Are you able to retype all the records below exactly?

(Lines of data)
━━━━━━

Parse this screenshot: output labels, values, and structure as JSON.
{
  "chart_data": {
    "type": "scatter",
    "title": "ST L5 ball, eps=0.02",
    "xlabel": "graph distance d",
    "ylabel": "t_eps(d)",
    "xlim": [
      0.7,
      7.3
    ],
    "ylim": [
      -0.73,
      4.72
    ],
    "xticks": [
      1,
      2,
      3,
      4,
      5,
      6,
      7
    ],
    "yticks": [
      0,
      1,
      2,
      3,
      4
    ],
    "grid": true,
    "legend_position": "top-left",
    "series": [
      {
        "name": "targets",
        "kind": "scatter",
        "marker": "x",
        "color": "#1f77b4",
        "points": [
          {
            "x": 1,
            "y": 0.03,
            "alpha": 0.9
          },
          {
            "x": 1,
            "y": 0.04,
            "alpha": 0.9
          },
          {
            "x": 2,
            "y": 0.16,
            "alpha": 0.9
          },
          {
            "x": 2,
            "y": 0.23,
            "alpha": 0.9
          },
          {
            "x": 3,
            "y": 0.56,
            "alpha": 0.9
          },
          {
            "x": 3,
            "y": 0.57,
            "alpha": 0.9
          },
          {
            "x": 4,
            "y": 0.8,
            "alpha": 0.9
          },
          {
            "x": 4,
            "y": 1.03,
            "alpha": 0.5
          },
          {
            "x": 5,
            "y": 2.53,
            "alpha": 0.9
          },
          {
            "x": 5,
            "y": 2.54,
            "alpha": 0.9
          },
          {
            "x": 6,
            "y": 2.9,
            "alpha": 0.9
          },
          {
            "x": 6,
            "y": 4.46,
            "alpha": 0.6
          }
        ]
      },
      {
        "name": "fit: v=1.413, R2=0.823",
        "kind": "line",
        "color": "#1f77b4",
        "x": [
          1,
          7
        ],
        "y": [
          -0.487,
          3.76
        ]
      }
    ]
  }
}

━━━━━━

## THE OUTPUT
Parse this screenshot: output labels, values, and structure as JSON.
{
  "chart_data": {
    "type": "scatter",
    "title": "ST L5 ball, eps=0.02",
    "xlabel": "graph distance d",
    "ylabel": "t_eps(d)",
    "xlim": [
      0.7,
      7.3
    ],
    "ylim": [
      -0.73,
      4.72
    ],
    "xticks": [
      1,
      2,
      3,
      4,
      5,
      6,
      7
    ],
    "yticks": [
      0,
      1,
      2,
      3,
      4
    ],
    "grid": true,
    "legend_position": "top-left",
    "series": [
      {
        "name": "targets",
        "kind": "scatter",
        "marker": "x",
        "color": "#1f77b4",
        "points": [
          {
            "x": 1,
            "y": 0.03,
            "alpha": 0.9
          },
          {
            "x": 1,
            "y": 0.04,
            "alpha": 0.9
          },
          {
            "x": 2,
            "y": 0.16,
            "alpha": 0.9
          },
          {
            "x": 2,
            "y": 0.23,
            "alpha": 0.9
          },
          {
            "x": 3,
            "y": 0.56,
            "alpha": 0.9
          },
          {
            "x": 3,
            "y": 0.57,
            "alpha": 0.9
          },
          {
            "x": 4,
            "y": 0.8,
            "alpha": 0.9
          },
          {
            "x": 4,
            "y": 1.03,
            "alpha": 0.5
          },
          {
            "x": 5,
            "y": 2.53,
            "alpha": 0.9
          },
          {
            "x": 5,
            "y": 2.54,
            "alpha": 0.9
          },
          {
            "x": 6,
            "y": 2.9,
            "alpha": 0.9
          },
          {
            "x": 6,
            "y": 4.46,
            "alpha": 0.6
          }
        ]
      },
      {
        "name": "fit: v=1.413, R2=0.823",
        "kind": "line",
        "color": "#1f77b4",
        "x": [
          1,
          7
        ],
        "y": [
          -0.487,
          3.76
        ]
      }
    ]
  }
}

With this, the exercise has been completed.